■ REQUIREMENT A:
Using the BBQ build thread, explain in one to three sentences why Graeme points Lee to the bread oven book by Tom Jaine.
■ REQUIREMENT B:
According to the BBQ build thread, who is going to start the project, and when?
■ REQUIREMENT C:
Carry the BBQ build thread on from its final line.

=== READING PASSAGE ===

The plans have been drawn up and my father who's a bricklayer by trade is going to start the project within the first week of June. I've also purchased the BBQ equipment, the doors for the rotisserie, the smoker and shortly purchasing the pizza oven. With this in mind I don't mind admitting I'm feeling very excited about the whole project and am now wishing the weeks away so I can get underway.

During the process I'll certainly take photos and post all accordingly to keep anyone that may pay an interest up to date with the process as it unfolds. What can I offer so far, below you'll find a few images of the doors I've purchased and if you'd like a list of the BBQ equipment feel free to ask. Second to that ask anything you'd like and I'll endeavour to answer.

The door to the rotisserie.













image.jpg



__ lee-warren
__ Apr 29, 2014






The door to the smoking section.













image.jpg



__ lee-warren
__ Apr 29, 2014






And the four doors to access the smoked food itself.













image.jpg



__ lee-warren
__ Apr 29, 2014






My best regards to all. 

Lee.


----------



## kc5tpy (Apr 29, 2014)

Hello Lee.  I see you found the darn button.  Glad to have you in our little Group.  Any question you may have just throw it out there and I am sure you will get at least three or four different answers.  We look forward to your contributions.

Danny


----------



## jockaneezer (Apr 29, 2014)

Hi Lee, that's some project you've got lined up. There's a bread oven book by a guy named Tom Jaine that shows how to build a wood fired oven, you probably wouldn't want to build it as he describes his but it does give you info on lime mortar and choice of bricks which could save you some money as you avoid using very expensive refractory materials.

Graeme


----------



## markuk (Apr 30, 2014)

=== MATERIAL SUPPLIED ===

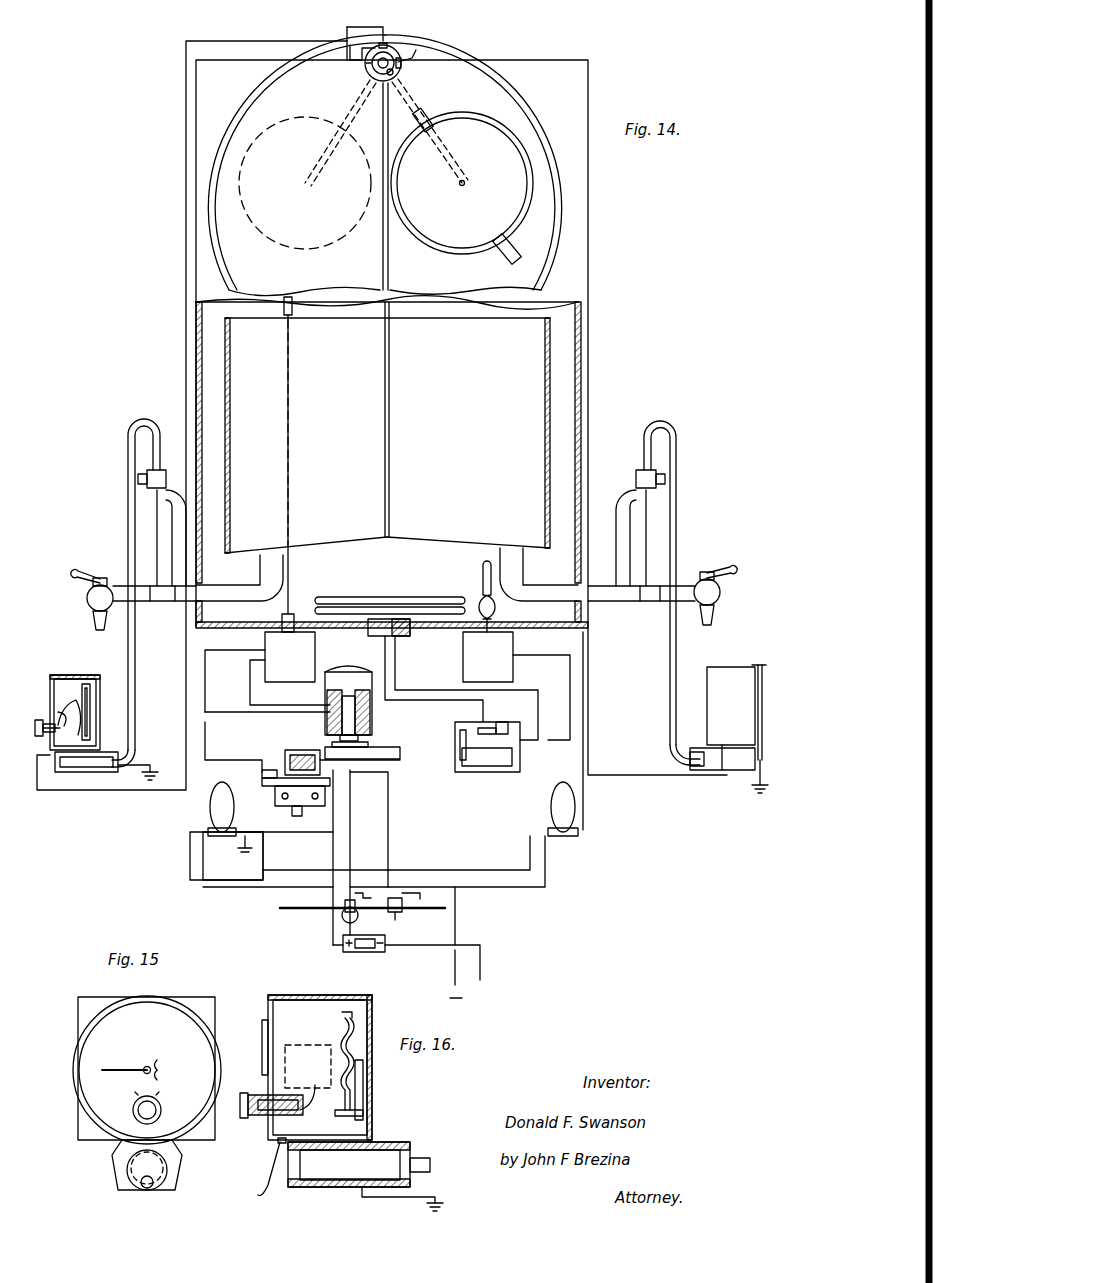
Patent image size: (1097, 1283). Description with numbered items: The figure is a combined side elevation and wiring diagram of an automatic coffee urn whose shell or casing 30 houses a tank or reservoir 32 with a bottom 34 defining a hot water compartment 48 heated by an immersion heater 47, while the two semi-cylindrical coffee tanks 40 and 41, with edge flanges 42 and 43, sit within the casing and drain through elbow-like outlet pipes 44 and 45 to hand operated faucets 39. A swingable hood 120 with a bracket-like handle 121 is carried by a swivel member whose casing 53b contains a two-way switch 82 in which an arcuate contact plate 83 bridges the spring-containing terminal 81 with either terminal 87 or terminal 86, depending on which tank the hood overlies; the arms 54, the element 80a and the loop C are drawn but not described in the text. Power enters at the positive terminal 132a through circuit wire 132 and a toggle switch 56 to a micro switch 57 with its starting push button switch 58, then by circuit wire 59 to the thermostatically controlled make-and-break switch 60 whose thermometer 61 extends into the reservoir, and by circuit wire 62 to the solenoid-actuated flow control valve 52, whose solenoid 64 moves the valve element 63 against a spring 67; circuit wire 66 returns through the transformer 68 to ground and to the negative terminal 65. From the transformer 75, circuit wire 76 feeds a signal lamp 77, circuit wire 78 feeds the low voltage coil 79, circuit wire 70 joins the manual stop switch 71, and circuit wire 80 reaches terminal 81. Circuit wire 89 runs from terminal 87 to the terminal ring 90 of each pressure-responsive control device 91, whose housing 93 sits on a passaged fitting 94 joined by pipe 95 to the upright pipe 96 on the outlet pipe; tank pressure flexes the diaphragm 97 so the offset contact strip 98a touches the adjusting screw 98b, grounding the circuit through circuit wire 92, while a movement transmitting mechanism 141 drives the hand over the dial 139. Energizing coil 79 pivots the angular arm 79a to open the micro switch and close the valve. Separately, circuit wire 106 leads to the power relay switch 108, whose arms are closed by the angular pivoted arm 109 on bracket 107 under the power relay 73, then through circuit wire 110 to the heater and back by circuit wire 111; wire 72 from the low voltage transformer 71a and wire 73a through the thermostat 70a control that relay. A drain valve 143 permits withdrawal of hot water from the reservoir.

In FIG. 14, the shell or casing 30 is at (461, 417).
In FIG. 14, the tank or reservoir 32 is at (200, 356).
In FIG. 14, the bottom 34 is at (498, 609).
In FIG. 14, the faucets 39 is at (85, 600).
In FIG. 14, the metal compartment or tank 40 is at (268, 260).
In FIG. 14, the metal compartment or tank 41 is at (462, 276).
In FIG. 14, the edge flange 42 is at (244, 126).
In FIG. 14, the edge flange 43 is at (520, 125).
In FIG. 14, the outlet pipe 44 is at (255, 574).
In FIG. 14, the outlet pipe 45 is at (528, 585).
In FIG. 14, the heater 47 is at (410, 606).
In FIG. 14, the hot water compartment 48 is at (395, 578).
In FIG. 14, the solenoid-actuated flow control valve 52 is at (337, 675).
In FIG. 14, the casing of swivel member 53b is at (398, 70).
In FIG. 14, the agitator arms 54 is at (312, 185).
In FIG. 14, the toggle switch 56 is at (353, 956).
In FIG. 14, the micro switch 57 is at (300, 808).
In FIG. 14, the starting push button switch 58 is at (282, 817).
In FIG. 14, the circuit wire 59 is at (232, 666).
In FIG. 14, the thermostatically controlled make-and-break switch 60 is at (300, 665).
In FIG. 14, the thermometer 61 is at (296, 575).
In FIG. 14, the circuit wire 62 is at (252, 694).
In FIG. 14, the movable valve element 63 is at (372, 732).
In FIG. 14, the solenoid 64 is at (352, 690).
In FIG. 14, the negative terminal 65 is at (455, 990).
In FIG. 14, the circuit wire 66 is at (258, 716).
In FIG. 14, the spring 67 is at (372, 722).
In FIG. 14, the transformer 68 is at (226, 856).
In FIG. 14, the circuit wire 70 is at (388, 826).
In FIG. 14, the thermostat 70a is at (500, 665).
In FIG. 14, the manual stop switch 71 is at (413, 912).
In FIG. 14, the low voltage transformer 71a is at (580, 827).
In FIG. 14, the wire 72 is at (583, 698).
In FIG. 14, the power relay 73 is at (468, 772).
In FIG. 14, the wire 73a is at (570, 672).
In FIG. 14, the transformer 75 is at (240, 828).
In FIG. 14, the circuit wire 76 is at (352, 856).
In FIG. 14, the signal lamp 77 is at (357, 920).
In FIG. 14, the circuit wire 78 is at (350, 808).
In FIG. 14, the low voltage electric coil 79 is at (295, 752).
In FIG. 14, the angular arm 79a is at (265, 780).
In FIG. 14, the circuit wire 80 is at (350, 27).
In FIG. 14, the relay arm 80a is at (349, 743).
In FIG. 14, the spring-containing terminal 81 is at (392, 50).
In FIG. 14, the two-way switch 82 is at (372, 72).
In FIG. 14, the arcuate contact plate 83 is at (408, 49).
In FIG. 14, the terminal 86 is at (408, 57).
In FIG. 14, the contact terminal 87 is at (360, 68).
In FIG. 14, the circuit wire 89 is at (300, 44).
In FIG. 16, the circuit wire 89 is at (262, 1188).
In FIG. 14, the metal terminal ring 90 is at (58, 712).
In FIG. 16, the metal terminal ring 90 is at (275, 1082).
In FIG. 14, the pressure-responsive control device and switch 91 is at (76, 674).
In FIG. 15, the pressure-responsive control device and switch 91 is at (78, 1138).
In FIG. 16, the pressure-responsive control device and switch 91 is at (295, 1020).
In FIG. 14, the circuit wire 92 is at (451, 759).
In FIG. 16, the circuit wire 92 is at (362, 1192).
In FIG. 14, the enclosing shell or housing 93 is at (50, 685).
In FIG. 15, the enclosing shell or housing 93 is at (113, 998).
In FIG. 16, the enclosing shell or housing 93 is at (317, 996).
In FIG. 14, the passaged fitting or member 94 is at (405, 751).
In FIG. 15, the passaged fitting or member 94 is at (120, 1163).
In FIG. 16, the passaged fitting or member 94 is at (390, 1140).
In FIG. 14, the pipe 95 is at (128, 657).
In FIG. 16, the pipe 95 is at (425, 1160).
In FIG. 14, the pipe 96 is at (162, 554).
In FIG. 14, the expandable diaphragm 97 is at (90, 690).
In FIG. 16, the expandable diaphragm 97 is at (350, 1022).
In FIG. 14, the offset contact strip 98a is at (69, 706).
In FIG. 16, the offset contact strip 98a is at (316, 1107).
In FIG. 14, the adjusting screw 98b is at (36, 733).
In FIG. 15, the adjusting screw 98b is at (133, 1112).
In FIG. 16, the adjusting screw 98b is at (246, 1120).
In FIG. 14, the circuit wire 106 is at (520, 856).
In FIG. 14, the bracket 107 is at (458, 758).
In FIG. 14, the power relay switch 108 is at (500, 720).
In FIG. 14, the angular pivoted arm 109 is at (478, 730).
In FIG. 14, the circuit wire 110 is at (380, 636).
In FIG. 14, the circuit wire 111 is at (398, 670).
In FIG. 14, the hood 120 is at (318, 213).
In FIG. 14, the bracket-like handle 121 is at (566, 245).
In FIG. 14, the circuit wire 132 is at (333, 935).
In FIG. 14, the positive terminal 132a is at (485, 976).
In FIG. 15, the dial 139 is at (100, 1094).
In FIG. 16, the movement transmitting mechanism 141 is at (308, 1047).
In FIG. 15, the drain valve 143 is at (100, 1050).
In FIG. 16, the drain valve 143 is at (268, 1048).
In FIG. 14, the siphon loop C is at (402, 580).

===

■ FINAL ANSWER A:
Graeme says Lee probably wouldn't want to build the oven the way the book describes. The book still gives information on lime mortar and the choice of bricks. That could save Lee money because he would avoid very expensive refractory materials.

■ FINAL ANSWER B:
Lee's father, a bricklayer by trade, will start it within the first week of June.

■ FINAL ANSWER C:
Welcome to the Group - all types of smokers her - this is mine ...













P1090601.JPG



__ markuk
__ May 18, 2013






good luck and look forward to seeing some more posts...


----------



## kc5tpy (Apr 30, 2014)

Hello.  This is my project.  1955.  Was working with ice in the freezer when I bought it.  Hopefully get 'er converted this summer.

Danny













1.jpg



__ kc5tpy
__ May 14, 2013


















2.jpg



__ kc5tpy
__ May 14, 2013


----------



## wade (Apr 30, 2014)

Hi Danny. Is that a plastic or metal interior?


----------



## kc5tpy (Apr 30, 2014)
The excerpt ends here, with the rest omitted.